----- PROVIDED RECORDS
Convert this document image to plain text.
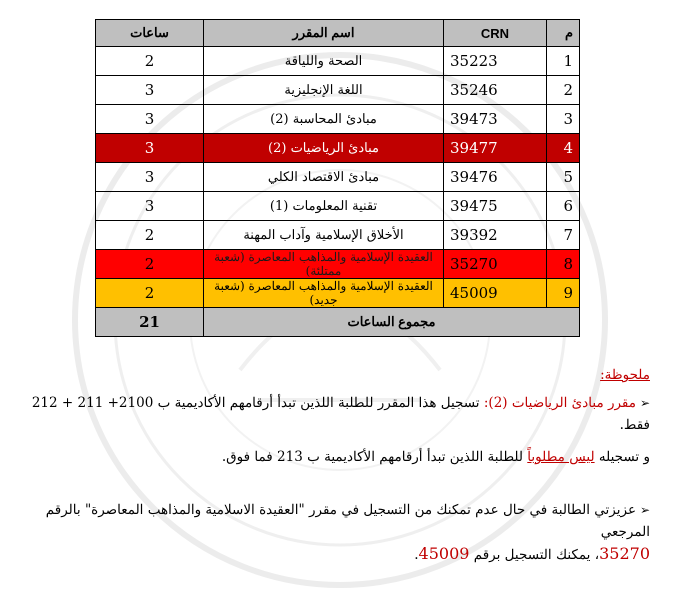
م	CRN	اسم المقرر	ساعات
1	35223	الصحة واللياقة	2
2	35246	اللغة الإنجليزية	3
3	39473	مبادئ المحاسبة (2)	3
4	39477	مبادئ الرياضيات (2)	3
5	39476	مبادئ الاقتصاد الكلي	3
6	39475	تقنية المعلومات (1)	3
7	39392	الأخلاق الإسلامية وآداب المهنة	2
8	35270	العقيدة الإسلامية والمذاهب المعاصرة (شعبة ممتلئة)	2
9	45009	العقيدة الإسلامية والمذاهب المعاصرة (شعبة جديد)	2
مجموع الساعات			21
ملحوظة:
➢مقرر مبادئ الرياضيات (2): تسجيل هذا المقرر للطلبة اللذين تبدأ أرقامهم الأكاديمية ب 2100+ 211 + 212
فقط.
و تسجيله ليس مطلوباً للطلبة اللذين تبدأ أرقامهم الأكاديمية ب 213 فما فوق.
➢عزيزتي الطالبة في حال عدم تمكنك من التسجيل في مقرر "العقيدة الاسلامية والمذاهب المعاصرة" بالرقم المرجعي
35270، يمكنك التسجيل برقم 45009.
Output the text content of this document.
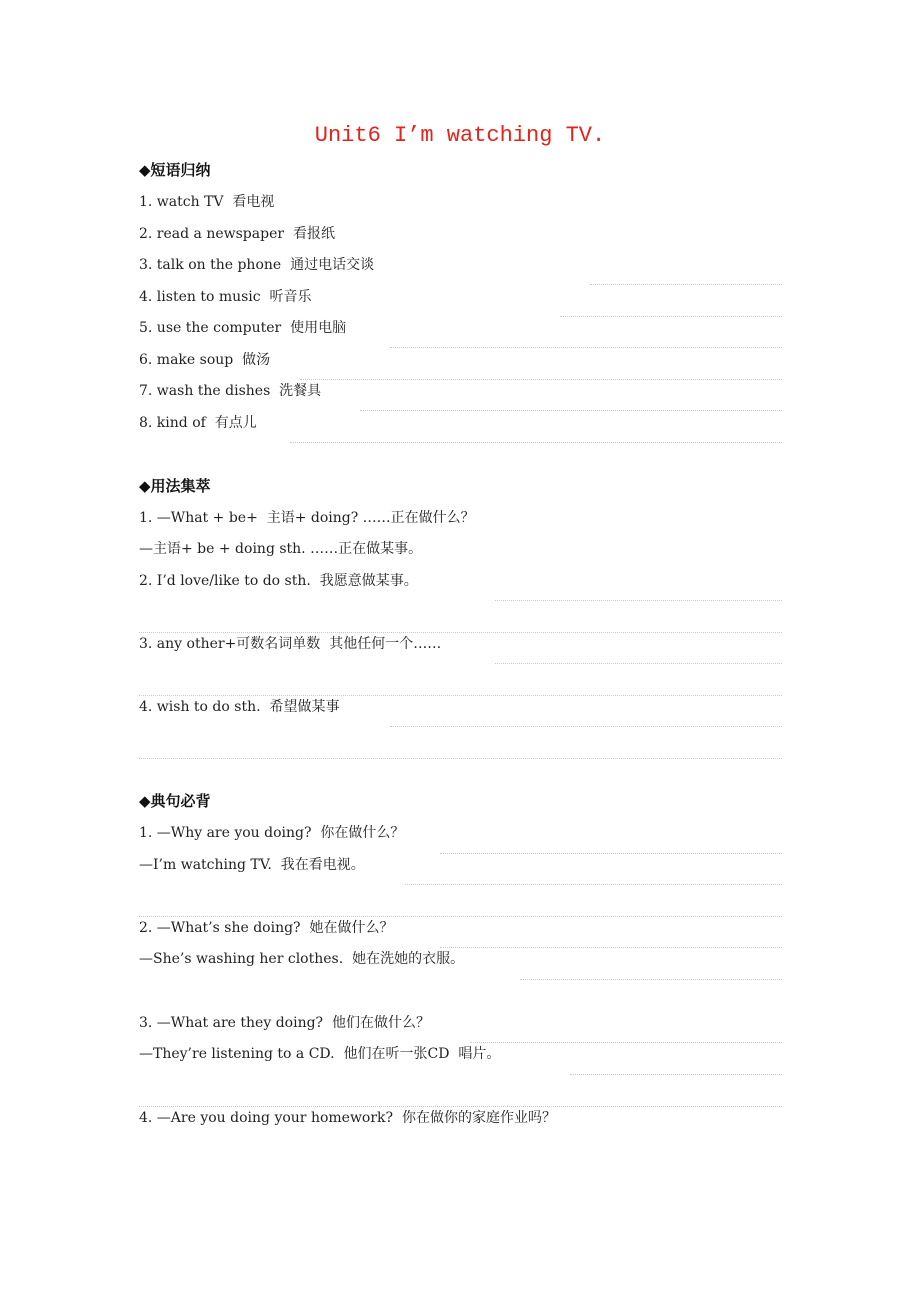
Unit6 I’m watching TV.
◆短语归纳
1. watch TV  看电视
2. read a newspaper  看报纸
3. talk on the phone  通过电话交谈
4. listen to music  听音乐
5. use the computer  使用电脑
6. make soup  做汤
7. wash the dishes  洗餐具
8. kind of  有点儿
◆用法集萃
1. —What + be+  主语+ doing? ……正在做什么？
—主语+ be + doing sth. ……正在做某事。
2. I’d love/like to do sth.  我愿意做某事。
3. any other+可数名词单数  其他任何一个……
4. wish to do sth.  希望做某事
◆典句必背
1. —Why are you doing?  你在做什么？
—I’m watching TV.  我在看电视。
2. —What’s she doing?  她在做什么？
—She’s washing her clothes.  她在洗她的衣服。
3. —What are they doing?  他们在做什么？
—They’re listening to a CD.  他们在听一张CD  唱片。
4. —Are you doing your homework?  你在做你的家庭作业吗？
----------
▸ **WHAT THE TASK ASKS**
Output the lines above in full and exactly as given, omitting any pictures.

▸ **COMPLETE RESPONSE**
Convert this document image to plain text.
م	CRN	اسم المقرر	ساعات
1	35223	الصحة واللياقة	2
2	35246	اللغة الإنجليزية	3
3	39473	مبادئ المحاسبة (2)	3
4	39477	مبادئ الرياضيات (2)	3
5	39476	مبادئ الاقتصاد الكلي	3
6	39475	تقنية المعلومات (1)	3
7	39392	الأخلاق الإسلامية وآداب المهنة	2
8	35270	العقيدة الإسلامية والمذاهب المعاصرة (شعبة ممتلئة)	2
9	45009	العقيدة الإسلامية والمذاهب المعاصرة (شعبة جديد)	2
مجموع الساعات			21
ملحوظة:
➢مقرر مبادئ الرياضيات (2): تسجيل هذا المقرر للطلبة اللذين تبدأ أرقامهم الأكاديمية ب 2100+ 211 + 212
فقط.
و تسجيله ليس مطلوباً للطلبة اللذين تبدأ أرقامهم الأكاديمية ب 213 فما فوق.
➢عزيزتي الطالبة في حال عدم تمكنك من التسجيل في مقرر "العقيدة الاسلامية والمذاهب المعاصرة" بالرقم المرجعي
35270، يمكنك التسجيل برقم 45009.
Output the text content of this document.
Unit6 I’m watching TV.
◆短语归纳
1. watch TV  看电视
2. read a newspaper  看报纸
3. talk on the phone  通过电话交谈
4. listen to music  听音乐
5. use the computer  使用电脑
6. make soup  做汤
7. wash the dishes  洗餐具
8. kind of  有点儿
◆用法集萃
1. —What + be+  主语+ doing? ……正在做什么？
—主语+ be + doing sth. ……正在做某事。
2. I’d love/like to do sth.  我愿意做某事。
3. any other+可数名词单数  其他任何一个……
4. wish to do sth.  希望做某事
◆典句必背
1. —Why are you doing?  你在做什么？
—I’m watching TV.  我在看电视。
2. —What’s she doing?  她在做什么？
—She’s washing her clothes.  她在洗她的衣服。
3. —What are they doing?  他们在做什么？
—They’re listening to a CD.  他们在听一张CD  唱片。
4. —Are you doing your homework?  你在做你的家庭作业吗？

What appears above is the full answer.